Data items

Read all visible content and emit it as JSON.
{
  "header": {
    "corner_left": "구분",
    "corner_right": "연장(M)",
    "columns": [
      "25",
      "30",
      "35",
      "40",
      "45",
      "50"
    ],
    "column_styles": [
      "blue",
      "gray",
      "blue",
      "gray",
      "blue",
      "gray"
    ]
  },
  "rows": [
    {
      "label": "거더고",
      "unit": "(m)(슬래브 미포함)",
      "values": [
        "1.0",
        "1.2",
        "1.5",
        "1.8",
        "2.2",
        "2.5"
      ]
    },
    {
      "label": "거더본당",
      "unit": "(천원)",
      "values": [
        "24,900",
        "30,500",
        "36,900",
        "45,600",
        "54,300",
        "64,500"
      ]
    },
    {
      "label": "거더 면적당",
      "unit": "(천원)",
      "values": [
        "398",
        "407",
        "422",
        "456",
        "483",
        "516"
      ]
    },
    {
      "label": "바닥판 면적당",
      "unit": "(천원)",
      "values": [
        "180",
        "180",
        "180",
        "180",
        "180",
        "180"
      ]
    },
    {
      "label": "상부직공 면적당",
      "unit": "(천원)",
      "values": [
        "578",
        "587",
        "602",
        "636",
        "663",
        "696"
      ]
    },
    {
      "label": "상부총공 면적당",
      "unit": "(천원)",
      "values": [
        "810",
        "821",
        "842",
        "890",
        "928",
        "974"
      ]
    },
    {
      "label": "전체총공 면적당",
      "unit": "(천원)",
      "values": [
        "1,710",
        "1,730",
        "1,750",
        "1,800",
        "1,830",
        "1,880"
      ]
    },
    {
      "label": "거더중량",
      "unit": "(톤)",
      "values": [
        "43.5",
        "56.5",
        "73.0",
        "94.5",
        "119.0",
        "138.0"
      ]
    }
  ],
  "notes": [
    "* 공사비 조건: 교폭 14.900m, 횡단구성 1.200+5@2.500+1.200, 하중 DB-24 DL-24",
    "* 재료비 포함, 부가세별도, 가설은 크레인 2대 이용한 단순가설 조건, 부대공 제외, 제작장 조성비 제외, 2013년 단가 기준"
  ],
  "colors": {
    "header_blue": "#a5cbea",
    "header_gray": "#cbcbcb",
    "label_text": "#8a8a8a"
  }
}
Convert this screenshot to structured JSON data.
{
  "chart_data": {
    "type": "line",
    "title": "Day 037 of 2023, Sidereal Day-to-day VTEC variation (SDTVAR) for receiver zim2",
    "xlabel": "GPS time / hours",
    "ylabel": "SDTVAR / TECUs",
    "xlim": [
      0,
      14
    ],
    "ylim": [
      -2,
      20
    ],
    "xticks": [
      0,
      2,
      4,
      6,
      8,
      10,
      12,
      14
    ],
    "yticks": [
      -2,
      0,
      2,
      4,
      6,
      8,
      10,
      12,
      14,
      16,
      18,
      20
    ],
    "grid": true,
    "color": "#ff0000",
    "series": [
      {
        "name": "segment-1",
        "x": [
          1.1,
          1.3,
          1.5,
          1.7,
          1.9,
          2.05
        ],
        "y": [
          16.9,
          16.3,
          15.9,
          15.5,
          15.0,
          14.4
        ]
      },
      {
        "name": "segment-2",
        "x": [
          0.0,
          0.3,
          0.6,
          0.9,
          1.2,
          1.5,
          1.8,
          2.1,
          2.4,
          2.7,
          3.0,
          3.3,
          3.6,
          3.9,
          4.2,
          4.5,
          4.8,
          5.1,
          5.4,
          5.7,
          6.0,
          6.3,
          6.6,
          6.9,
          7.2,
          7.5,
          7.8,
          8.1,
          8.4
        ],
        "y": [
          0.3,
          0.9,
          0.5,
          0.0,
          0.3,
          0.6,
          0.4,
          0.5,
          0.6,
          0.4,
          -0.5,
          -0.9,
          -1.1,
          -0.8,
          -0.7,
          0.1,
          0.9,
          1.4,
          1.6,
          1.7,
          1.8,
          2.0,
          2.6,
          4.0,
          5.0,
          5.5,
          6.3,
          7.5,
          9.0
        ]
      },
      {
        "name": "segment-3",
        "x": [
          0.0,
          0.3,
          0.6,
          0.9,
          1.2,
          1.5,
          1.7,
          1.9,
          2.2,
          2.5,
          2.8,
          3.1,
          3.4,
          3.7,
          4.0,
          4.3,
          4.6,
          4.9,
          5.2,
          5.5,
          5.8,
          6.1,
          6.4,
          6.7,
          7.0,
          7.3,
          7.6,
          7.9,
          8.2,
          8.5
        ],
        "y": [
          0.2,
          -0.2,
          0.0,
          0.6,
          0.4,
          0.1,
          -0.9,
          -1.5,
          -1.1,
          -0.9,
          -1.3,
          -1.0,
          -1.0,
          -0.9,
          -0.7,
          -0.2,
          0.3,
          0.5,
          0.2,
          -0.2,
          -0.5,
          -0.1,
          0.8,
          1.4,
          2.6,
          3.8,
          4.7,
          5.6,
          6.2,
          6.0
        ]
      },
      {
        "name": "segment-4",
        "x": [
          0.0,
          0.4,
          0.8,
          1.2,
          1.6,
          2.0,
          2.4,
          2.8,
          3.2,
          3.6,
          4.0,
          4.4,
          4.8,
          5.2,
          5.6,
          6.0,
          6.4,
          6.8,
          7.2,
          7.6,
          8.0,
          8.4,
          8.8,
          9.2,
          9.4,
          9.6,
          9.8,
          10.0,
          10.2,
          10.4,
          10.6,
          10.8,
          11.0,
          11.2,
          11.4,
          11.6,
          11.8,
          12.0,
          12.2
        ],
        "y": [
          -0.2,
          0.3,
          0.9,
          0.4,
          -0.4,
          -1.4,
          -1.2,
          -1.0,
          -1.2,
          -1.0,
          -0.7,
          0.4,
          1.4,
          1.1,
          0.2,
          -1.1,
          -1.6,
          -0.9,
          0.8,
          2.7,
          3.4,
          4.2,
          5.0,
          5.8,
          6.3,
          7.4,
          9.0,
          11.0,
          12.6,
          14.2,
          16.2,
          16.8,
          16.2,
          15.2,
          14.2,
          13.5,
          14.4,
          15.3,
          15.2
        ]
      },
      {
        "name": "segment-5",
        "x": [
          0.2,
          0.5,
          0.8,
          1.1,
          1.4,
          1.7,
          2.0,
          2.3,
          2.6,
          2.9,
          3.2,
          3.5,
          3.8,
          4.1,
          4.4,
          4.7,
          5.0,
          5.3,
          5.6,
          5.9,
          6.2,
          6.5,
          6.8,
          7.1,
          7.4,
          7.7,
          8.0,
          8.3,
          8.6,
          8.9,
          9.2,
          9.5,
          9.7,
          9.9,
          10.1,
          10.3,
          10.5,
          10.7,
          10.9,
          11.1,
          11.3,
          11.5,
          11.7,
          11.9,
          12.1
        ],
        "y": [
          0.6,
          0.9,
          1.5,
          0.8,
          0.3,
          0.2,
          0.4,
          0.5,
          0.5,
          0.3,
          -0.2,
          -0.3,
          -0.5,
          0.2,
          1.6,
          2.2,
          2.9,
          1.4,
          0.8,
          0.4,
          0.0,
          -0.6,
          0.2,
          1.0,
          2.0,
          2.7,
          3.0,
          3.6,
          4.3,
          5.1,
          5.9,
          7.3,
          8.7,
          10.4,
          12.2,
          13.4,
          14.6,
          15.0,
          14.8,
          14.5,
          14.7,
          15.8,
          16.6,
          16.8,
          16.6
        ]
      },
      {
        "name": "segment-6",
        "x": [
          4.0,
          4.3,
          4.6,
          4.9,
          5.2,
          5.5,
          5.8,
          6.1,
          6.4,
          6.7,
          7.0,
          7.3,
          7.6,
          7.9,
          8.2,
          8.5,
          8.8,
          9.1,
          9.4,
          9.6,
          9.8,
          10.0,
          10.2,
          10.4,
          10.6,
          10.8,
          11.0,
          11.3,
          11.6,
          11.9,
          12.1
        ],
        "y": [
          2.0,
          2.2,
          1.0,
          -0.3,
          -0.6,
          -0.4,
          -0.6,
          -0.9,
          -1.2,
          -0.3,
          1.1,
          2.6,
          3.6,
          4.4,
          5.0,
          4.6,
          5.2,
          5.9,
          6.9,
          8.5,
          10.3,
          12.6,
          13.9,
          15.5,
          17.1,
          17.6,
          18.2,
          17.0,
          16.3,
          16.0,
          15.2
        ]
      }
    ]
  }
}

REQUIREMENT: Take every line above carrying "segment" and return it.

TASK RESULT:
        "name": "segment-1",
        "name": "segment-2",
        "name": "segment-3",
        "name": "segment-4",
        "name": "segment-5",
        "name": "segment-6",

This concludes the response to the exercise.